QUÉ SE PIDE:
Continúa la noticia sobre la carretera de Molinopampa a partir de su último párrafo.

FRAGMENTO DE PÁGINA:
_ _ _ _ _

Molinopampa – Amazonas.— La paciencia de los pobladores de Molinopampa comienza a agotarse. Vecinos del distrito exigen al Gobierno Regional de Amazonas (GOREA) que cumpla los compromisos asumidos durante la asamblea realizada el martes 27, donde se anunció la intervención inmediata con mantenimiento y maquinaria en el Eje Vial III, específicamente en el tramo Molinopampa – Alto Imaza.
Según el testimonio recogido por Despierta Chachapoyas, las constantes lluvias vienen deteriorando aceleradamente la carretera, al punto que ya no es posible transitar con motocar para sacar productos básicos como la leche, principal sustento económico de muchas familias. Cada precipitación fuerte provoca derrumbes, incrementando el riesgo de accidentes y el aislamiento progresivo de la población.
Los pobladores denuncian que este tramo nunca fue trabajado adecuadamente y que, lejos de una solución definitiva, solo se realizaron intervenciones deficientes, agravando el estado de la vía. “Se comprometieron a enviar maquinaria, pero hasta el momento no ha llegado nada. No sabemos qué están esperando, ¿que ocurra una desgracia?”, expresó una vecina visiblemente indignada.
El reclamo también alcanza al sector Transportes del GOREA, señalado por no ejecutar el mantenimiento prometido, pese a conocer que el Eje Vial III es una ruta estratégica para la producción y el abastecimiento de la zona. “Cada día la carretera está peor”, advirtieron los pobladores, quienes anunciaron que documentarán con fotografías la crítica situación.

_ _ _ _ _

MATERIAL MOSTRADO:
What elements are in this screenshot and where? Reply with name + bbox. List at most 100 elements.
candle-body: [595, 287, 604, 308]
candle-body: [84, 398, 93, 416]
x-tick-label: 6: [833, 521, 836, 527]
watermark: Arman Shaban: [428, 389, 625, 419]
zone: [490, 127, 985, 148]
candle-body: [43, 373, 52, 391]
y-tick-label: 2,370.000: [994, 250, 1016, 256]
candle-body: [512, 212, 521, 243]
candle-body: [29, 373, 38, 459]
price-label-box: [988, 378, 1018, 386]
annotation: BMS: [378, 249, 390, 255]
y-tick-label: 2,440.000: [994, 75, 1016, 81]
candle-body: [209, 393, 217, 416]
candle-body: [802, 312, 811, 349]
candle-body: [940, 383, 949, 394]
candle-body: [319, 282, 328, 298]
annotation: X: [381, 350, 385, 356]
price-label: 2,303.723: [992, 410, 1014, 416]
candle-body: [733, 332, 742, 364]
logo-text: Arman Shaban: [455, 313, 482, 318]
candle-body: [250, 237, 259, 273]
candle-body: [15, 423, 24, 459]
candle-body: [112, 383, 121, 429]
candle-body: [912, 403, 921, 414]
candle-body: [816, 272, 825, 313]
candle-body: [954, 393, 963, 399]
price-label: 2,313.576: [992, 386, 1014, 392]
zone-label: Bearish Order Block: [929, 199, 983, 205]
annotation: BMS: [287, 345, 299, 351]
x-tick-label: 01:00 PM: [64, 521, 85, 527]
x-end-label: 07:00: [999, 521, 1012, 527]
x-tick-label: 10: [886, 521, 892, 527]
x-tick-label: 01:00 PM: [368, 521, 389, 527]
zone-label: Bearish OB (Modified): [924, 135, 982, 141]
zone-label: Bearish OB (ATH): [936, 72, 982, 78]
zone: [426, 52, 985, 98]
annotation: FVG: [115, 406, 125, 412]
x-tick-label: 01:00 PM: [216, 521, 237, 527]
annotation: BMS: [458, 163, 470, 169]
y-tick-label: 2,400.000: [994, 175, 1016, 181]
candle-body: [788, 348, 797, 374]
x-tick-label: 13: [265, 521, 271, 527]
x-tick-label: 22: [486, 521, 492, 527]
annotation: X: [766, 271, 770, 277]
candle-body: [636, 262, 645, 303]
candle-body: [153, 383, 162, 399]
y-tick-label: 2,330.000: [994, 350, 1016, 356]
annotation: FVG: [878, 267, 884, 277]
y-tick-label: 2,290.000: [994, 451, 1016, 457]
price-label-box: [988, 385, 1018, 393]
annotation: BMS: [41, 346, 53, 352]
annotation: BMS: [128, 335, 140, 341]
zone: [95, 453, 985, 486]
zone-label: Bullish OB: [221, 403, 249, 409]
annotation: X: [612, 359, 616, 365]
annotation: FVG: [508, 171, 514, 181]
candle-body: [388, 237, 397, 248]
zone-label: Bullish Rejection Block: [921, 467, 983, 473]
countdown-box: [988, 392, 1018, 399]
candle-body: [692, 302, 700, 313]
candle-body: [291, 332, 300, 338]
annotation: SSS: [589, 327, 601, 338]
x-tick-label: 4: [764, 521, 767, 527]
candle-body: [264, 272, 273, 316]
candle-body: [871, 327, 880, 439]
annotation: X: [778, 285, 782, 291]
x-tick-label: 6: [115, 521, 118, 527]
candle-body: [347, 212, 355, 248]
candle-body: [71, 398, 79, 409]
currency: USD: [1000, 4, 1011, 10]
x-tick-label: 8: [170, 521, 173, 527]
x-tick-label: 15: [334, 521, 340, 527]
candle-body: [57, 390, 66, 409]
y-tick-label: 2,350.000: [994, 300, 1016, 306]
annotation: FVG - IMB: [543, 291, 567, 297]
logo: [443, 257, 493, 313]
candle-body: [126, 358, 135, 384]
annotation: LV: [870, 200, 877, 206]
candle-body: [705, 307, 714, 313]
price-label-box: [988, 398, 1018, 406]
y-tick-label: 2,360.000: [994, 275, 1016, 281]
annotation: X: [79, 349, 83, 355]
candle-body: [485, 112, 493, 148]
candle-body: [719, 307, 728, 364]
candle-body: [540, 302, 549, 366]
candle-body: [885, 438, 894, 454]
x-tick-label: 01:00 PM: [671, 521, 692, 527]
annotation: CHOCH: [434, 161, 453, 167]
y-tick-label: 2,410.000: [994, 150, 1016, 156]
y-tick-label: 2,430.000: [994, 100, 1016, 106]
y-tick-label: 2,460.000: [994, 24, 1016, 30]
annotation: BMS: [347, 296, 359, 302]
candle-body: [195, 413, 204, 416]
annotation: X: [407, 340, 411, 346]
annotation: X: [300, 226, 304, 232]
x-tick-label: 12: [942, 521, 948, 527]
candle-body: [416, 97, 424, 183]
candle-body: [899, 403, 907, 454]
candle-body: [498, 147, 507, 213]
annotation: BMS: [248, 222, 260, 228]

_ _ _ _ _

RESPUESTA:
Asimismo, hicieron un llamado urgente a Defensa Civil, alertando que Molinopampa sufre inundaciones recurrentes en temporada de lluvias y que hasta ahora no se ha realizado una evaluación de daños, exponiendo a las familias a pérdidas materiales y riesgos mayores.
Comentario periodístico:
Lo que ocurre en Molinopampa no es un hecho aislado, sino el reflejo de una gestión reactiva y tardía del GOREA frente a una temporada de lluvias previsible. Los compromisos públicos no pueden quedarse en actas de asamblea sin ejecución. Cada día de inacción incrementa el riesgo de accidentes, pérdidas económicas y aislamiento, y la responsabilidad será exclusivamente de quienes prometieron intervenir y no lo hicieron. La población ya habló; ahora le toca responder al Gobierno Regional de Amazonas.